**Stored items from a collection:**
<<<<

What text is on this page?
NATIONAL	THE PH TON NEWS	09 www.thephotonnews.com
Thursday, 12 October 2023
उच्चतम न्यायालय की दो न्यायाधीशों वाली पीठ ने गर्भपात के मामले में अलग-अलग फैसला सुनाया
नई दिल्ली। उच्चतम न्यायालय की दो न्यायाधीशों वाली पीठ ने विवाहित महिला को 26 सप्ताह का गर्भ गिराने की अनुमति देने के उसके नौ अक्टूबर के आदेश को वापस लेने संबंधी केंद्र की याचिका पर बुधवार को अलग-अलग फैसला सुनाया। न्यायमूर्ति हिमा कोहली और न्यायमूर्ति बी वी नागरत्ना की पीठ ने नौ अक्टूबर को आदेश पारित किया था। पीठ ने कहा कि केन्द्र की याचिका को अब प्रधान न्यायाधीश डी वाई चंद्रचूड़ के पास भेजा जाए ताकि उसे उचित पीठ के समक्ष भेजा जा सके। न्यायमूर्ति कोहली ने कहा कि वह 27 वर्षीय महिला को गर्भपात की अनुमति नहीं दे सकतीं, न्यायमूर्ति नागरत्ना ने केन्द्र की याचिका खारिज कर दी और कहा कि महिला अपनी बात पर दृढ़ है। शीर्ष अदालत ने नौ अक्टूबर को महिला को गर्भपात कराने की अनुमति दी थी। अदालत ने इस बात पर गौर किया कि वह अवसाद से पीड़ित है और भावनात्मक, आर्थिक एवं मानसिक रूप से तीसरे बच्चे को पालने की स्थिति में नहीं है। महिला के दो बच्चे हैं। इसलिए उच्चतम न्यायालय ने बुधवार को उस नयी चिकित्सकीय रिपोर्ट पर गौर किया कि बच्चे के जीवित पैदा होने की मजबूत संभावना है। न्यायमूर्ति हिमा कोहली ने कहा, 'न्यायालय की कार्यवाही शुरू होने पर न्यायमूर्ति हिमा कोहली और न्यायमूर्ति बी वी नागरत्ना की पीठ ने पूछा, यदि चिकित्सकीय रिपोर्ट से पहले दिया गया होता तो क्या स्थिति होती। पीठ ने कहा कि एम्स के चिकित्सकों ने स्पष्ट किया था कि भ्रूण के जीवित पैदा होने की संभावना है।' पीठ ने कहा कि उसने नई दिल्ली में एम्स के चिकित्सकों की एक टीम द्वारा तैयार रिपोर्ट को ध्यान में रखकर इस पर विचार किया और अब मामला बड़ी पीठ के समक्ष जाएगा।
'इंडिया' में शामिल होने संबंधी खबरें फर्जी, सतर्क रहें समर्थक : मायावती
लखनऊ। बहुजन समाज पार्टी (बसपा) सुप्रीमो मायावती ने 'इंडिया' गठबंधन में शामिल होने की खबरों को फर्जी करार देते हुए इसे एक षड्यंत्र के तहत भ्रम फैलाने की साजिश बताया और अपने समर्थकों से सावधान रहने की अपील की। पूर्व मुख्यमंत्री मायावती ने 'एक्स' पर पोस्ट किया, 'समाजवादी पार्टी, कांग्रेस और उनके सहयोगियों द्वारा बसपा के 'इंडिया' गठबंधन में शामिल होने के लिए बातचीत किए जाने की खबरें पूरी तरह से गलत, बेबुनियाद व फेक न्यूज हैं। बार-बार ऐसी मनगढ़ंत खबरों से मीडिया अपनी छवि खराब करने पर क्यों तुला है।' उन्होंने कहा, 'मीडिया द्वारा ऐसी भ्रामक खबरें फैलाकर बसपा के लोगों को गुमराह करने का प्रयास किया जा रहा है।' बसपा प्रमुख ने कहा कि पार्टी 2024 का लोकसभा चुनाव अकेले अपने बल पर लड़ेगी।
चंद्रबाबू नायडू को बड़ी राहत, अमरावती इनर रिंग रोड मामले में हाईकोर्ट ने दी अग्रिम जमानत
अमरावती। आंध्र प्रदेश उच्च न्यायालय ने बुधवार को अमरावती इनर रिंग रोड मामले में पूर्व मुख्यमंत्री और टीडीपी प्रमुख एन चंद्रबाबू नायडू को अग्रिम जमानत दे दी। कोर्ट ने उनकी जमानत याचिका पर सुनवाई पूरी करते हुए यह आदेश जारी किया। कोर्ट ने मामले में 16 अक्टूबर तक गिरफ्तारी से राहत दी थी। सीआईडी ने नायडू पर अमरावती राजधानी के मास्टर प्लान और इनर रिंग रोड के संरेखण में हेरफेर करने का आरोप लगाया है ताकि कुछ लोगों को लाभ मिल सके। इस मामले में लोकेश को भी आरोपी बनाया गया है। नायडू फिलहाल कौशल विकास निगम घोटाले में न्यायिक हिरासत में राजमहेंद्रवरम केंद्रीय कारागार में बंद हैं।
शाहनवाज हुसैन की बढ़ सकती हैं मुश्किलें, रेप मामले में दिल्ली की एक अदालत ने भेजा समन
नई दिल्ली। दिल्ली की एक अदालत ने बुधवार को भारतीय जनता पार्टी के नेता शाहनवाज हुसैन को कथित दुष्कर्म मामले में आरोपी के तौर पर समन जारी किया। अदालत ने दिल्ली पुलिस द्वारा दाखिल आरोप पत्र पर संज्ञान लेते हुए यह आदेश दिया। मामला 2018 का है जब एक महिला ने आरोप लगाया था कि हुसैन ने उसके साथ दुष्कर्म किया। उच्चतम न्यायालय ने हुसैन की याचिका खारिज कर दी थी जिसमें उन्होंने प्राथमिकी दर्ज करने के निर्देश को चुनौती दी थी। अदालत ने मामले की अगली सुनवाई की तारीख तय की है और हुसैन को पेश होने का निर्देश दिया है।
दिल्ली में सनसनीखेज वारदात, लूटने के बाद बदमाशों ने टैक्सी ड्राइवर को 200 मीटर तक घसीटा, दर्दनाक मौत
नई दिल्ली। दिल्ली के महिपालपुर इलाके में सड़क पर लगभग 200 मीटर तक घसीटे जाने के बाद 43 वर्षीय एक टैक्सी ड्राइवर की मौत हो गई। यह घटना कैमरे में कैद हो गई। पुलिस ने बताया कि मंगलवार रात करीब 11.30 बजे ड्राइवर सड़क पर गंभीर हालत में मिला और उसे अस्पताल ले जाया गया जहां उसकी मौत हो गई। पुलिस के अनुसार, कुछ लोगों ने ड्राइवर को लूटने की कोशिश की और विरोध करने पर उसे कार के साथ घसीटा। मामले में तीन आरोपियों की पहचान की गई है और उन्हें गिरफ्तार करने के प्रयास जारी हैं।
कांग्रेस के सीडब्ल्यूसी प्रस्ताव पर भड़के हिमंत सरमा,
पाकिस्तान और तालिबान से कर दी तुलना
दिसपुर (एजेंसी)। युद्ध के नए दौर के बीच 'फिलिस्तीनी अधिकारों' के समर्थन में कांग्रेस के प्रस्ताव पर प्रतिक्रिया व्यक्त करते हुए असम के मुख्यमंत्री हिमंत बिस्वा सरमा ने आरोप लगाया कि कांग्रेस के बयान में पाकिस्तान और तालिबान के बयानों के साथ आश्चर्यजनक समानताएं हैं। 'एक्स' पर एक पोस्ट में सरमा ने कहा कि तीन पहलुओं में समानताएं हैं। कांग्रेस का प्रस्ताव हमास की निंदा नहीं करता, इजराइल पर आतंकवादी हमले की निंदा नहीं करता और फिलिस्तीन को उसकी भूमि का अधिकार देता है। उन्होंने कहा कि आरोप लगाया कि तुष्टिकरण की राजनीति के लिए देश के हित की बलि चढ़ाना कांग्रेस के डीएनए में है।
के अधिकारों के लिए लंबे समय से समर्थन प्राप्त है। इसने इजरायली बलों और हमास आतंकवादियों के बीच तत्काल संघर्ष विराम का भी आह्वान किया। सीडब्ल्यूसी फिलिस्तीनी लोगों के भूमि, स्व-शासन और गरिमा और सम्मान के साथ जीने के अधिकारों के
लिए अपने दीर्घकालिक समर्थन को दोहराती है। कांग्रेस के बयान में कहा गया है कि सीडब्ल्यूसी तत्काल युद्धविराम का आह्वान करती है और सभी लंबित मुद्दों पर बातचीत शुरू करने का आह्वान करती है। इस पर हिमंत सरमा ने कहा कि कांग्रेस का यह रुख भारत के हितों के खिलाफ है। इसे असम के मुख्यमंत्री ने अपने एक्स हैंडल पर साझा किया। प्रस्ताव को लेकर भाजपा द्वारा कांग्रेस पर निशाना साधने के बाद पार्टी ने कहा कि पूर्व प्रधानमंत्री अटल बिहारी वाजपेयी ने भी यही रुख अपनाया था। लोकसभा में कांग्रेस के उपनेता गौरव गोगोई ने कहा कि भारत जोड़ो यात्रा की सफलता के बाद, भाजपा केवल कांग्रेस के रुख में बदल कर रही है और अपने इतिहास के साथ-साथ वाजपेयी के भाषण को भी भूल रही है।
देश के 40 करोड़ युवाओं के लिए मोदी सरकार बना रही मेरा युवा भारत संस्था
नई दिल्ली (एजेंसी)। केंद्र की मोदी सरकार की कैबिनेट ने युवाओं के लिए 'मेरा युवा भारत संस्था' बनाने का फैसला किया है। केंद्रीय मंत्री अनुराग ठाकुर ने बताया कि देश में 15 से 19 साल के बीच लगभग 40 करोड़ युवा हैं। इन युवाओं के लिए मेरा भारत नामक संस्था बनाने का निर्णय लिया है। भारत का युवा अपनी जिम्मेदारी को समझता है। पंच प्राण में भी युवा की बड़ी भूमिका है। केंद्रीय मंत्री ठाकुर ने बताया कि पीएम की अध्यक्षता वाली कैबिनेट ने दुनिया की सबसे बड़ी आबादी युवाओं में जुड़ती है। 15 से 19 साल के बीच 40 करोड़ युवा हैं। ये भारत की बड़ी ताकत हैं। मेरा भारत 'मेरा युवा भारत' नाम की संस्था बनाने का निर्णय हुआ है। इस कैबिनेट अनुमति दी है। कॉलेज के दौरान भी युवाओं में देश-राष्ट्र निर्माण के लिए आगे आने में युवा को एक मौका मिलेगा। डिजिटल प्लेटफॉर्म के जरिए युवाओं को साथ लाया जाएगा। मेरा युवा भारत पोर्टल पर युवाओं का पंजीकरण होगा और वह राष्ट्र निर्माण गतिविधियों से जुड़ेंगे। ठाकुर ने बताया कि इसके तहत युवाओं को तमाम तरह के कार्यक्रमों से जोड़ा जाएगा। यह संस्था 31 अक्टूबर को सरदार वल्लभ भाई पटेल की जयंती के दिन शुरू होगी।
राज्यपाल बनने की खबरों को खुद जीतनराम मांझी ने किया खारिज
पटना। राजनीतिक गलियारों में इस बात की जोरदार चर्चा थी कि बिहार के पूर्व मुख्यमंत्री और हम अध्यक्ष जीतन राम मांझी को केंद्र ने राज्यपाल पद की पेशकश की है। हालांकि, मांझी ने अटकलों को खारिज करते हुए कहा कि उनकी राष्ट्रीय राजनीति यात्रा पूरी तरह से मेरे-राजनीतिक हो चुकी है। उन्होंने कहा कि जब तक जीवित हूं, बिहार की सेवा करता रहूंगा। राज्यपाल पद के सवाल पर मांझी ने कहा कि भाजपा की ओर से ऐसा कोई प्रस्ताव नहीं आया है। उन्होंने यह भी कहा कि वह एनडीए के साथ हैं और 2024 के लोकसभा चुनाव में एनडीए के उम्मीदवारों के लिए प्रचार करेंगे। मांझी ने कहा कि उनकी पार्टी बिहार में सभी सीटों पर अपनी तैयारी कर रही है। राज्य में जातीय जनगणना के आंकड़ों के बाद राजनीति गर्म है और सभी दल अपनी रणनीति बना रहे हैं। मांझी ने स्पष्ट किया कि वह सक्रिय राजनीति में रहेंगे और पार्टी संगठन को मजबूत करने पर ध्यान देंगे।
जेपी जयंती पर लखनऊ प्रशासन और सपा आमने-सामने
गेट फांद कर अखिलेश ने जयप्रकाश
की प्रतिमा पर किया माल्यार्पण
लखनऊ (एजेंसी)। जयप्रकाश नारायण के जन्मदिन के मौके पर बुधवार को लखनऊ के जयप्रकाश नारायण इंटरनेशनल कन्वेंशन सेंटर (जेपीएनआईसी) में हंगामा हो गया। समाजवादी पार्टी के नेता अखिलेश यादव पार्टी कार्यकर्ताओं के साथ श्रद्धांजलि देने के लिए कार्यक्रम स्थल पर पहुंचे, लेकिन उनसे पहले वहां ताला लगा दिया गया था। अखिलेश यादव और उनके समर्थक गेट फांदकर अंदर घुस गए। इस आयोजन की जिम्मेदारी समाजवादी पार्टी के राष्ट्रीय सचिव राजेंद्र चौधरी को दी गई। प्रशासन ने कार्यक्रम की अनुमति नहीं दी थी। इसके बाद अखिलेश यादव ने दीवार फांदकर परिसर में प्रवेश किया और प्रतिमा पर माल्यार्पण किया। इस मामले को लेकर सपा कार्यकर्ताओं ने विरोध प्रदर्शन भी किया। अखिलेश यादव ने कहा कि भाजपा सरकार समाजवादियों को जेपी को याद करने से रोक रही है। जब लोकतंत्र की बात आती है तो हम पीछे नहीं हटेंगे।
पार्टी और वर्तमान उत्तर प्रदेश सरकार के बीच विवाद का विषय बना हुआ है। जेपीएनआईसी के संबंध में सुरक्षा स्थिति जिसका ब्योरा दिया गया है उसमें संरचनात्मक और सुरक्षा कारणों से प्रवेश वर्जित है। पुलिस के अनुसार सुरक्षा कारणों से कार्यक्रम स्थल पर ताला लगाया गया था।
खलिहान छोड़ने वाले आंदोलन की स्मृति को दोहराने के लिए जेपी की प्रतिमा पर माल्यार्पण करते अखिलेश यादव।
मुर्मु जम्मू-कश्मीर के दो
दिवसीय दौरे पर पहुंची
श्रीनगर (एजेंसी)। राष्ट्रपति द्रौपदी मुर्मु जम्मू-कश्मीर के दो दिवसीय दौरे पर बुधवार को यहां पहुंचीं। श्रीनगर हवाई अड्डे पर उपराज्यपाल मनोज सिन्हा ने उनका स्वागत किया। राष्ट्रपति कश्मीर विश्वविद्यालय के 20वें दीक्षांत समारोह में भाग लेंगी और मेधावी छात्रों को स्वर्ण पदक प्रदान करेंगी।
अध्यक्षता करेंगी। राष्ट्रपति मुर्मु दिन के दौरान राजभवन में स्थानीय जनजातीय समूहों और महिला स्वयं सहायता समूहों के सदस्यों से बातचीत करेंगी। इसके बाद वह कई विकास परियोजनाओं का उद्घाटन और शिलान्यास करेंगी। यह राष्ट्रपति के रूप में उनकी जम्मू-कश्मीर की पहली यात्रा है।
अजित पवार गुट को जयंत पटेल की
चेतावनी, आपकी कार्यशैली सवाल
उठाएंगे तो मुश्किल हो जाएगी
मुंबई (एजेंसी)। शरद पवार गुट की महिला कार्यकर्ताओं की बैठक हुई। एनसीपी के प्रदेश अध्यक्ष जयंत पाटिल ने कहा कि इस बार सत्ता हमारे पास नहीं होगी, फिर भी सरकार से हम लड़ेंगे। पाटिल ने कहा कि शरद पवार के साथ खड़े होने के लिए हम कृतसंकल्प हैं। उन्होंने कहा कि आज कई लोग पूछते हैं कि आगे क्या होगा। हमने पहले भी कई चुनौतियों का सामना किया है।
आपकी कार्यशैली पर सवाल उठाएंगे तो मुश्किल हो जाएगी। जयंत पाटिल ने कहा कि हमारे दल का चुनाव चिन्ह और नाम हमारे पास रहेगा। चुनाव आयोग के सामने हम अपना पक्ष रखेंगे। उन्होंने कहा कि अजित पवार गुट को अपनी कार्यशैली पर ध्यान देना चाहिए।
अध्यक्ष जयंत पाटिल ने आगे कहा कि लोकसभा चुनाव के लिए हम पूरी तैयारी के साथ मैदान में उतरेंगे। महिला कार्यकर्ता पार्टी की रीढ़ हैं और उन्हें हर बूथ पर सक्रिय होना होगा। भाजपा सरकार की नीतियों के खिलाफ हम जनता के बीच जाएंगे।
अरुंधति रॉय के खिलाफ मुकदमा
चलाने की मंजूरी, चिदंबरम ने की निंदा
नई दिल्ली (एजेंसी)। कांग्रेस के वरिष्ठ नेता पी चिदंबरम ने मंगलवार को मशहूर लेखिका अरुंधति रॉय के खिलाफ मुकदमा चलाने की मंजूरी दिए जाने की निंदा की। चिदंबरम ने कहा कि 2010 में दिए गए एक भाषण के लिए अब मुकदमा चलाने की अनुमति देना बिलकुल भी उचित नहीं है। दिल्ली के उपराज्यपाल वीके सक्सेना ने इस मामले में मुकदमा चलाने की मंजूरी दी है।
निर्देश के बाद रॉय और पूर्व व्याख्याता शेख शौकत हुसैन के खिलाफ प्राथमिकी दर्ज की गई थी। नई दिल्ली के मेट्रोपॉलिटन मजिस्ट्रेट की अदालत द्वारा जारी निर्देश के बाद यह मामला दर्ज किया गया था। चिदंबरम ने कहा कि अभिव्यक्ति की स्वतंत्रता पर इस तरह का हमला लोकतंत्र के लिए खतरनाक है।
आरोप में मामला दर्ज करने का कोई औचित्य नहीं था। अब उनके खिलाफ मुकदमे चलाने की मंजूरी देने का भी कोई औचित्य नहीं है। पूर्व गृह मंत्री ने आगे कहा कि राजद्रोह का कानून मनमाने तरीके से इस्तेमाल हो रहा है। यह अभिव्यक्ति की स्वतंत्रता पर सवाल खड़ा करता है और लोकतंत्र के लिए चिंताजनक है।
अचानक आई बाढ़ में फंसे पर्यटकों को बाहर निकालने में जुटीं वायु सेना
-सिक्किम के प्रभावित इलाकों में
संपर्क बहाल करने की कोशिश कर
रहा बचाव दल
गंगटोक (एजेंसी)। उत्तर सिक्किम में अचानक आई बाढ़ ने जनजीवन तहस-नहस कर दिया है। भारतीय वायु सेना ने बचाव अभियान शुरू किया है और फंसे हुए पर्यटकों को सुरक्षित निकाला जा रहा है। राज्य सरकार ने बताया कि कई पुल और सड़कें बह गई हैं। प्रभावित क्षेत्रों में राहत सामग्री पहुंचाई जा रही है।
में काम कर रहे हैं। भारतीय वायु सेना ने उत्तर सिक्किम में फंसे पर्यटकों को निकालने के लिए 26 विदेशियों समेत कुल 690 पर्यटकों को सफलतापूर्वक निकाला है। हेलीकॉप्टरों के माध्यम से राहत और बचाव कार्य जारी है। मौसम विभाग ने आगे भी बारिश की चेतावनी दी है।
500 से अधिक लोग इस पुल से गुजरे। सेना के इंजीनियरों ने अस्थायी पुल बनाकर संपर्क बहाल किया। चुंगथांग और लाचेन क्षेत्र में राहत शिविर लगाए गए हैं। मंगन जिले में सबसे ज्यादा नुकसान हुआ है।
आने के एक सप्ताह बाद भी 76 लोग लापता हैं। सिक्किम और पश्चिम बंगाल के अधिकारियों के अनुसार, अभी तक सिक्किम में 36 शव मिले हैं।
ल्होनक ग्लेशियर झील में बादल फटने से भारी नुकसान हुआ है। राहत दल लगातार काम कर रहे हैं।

>>>>

**DO THIS:**
What is the number of lines in the data that hold the word "सफलत"? Reply with that number and nothing else.

**ANSWER TO THE TASK:**
2